**Set exercise**
Find all the lines with "рабочих" and gather them.
--*--
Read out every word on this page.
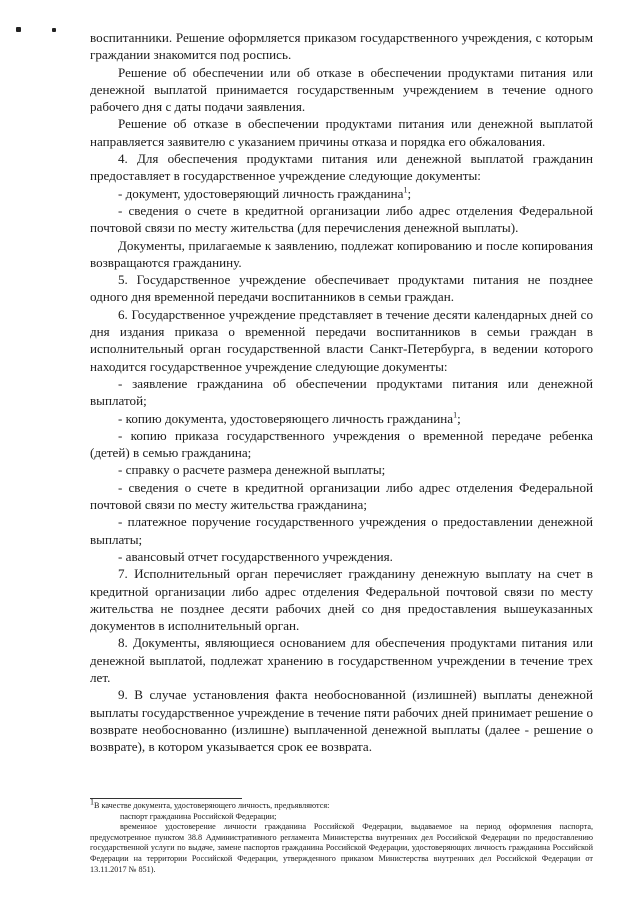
воспитанники. Решение оформляется приказом государственного учреждения, с которым граждании знакомится под роспись.

Решение об обеспечении или об отказе в обеспечении продуктами питания или денежной выплатой принимается государственным учреждением в течение одного рабочего дня с даты подачи заявления.

Решение об отказе в обеспечении продуктами питания или денежной выплатой направляется заявителю с указанием причины отказа и порядка его обжалования.

4. Для обеспечения продуктами питания или денежной выплатой гражданин предоставляет в государственное учреждение следующие документы:

- документ, удостоверяющий личность гражданина$^1$;

- сведения о счете в кредитной организации либо адрес отделения Федеральной почтовой связи по месту жительства (для перечисления денежной выплаты).

Документы, прилагаемые к заявлению, подлежат копированию и после копирования возвращаются гражданину.

5. Государственное учреждение обеспечивает продуктами питания не позднее одного дня временной передачи воспитанников в семьи граждан.

6. Государственное учреждение представляет в течение десяти календарных дней со дня издания приказа о временной передачи воспитанников в семьи граждан в исполнительный орган государственной власти Санкт-Петербурга, в ведении которого находится государственное учреждение следующие документы:

- заявление гражданина об обеспечении продуктами питания или денежной выплатой;

- копию документа, удостоверяющего личность гражданина$^1$;

- копию приказа государственного учреждения о временной передаче ребенка (детей) в семью гражданина;

- справку о расчете размера денежной выплаты;

- сведения о счете в кредитной организации либо адрес отделения Федеральной почтовой связи по месту жительства гражданина;

- платежное поручение государственного учреждения о предоставлении денежной выплаты;

- авансовый отчет государственного учреждения.

7. Исполнительный орган перечисляет гражданину денежную выплату на счет в кредитной организации либо адрес отделения Федеральной почтовой связи по месту жительства не позднее десяти рабочих дней со дня предоставления вышеуказанных документов в исполнительный орган.

8. Документы, являющиеся основанием для обеспечения продуктами питания или денежной выплатой, подлежат хранению в государственном учреждении в течение трех лет.

9. В случае установления факта необоснованной (излишней) выплаты денежной выплаты государственное учреждение в течение пяти рабочих дней принимает решение о возврате необоснованно (излишне) выплаченной денежной выплаты (далее - решение о возврате), в котором указывается срок ее возврата.

$^1$В качестве документа, удостоверяющего личность, предъявляются:

паспорт гражданина Российской Федерации;

временное удостоверение личности гражданина Российской Федерации, выдаваемое на период оформления паспорта, предусмотренное пунктом 38.8 Административного регламента Министерства внутренних дел Российской Федерации по предоставлению государственной услуги по выдаче, замене паспортов гражданина Российской Федерации, удостоверяющих личность гражданина Российской Федерации на территории Российской Федерации, утвержденного приказом Министерства внутренних дел Российской Федерации от 13.11.2017 № 851).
--*--
**Task response**
7. Исполнительный орган перечисляет гражданину денежную выплату на счет в кредитной организации либо адрес отделения Федеральной почтовой связи по месту жительства не позднее десяти рабочих дней со дня предоставления вышеуказанных документов в исполнительный орган.
9. В случае установления факта необоснованной (излишней) выплаты денежной выплаты государственное учреждение в течение пяти рабочих дней принимает решение о возврате необоснованно (излишне) выплаченной денежной выплаты (далее - решение о возврате), в котором указывается срок ее возврата.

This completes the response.